◆ **Task**
Check each line of the listing, and copy it if it contains the word "JSON".
##########
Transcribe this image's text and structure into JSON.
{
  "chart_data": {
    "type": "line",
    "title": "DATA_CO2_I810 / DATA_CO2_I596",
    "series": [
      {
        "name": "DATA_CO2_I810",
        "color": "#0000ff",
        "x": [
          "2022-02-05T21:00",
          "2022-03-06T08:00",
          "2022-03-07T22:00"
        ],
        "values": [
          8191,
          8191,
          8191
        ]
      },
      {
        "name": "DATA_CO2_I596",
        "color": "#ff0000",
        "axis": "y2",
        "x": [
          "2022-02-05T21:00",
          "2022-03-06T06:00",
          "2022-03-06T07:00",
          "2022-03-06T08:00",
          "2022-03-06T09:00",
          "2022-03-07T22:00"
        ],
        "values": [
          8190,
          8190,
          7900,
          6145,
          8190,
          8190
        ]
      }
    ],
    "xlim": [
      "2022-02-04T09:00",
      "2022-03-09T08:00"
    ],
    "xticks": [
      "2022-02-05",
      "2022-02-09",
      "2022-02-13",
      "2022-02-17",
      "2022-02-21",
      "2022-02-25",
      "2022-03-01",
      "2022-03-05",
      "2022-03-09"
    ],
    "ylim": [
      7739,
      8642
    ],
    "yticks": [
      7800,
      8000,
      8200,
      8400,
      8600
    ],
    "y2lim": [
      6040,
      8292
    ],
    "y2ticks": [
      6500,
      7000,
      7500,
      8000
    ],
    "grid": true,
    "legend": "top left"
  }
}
##########
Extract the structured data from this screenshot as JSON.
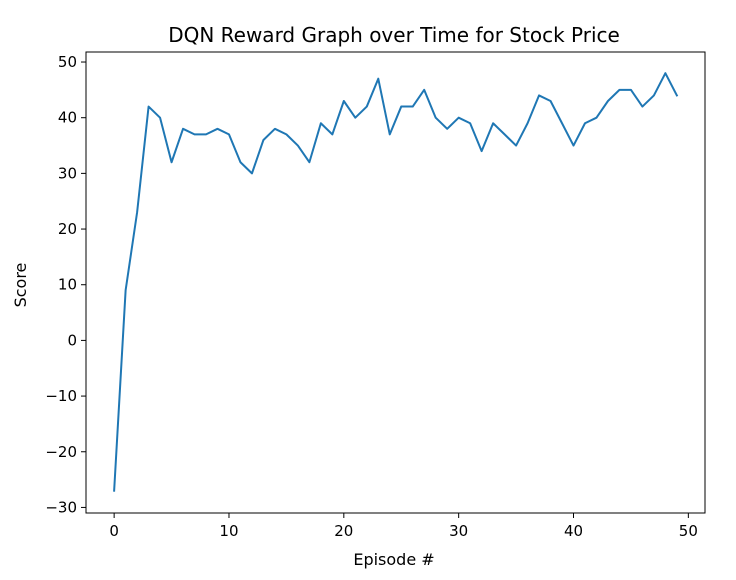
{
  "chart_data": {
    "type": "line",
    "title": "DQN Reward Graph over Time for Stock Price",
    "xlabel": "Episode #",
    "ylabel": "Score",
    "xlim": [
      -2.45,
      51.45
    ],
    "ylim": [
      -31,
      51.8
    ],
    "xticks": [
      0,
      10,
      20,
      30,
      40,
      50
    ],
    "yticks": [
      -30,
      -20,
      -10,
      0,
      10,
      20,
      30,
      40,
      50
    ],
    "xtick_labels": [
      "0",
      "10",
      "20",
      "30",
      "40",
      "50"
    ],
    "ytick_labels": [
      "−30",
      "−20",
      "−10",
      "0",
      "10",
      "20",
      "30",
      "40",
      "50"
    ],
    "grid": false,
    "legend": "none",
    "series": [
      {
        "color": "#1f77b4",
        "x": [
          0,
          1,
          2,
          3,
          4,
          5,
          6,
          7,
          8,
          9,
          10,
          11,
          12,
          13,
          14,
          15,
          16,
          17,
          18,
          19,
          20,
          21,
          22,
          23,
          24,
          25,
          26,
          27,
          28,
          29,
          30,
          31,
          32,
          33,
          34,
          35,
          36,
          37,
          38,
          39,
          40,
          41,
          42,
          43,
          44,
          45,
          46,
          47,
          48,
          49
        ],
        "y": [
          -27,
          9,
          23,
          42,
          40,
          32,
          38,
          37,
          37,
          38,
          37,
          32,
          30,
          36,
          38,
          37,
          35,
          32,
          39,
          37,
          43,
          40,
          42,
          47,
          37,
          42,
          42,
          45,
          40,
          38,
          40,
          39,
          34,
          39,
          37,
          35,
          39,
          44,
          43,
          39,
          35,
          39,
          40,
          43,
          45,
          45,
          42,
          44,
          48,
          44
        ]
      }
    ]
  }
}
##########
◆ **Task answer**
Transcribe this image's text and structure into JSON.
Extract the structured data from this screenshot as JSON.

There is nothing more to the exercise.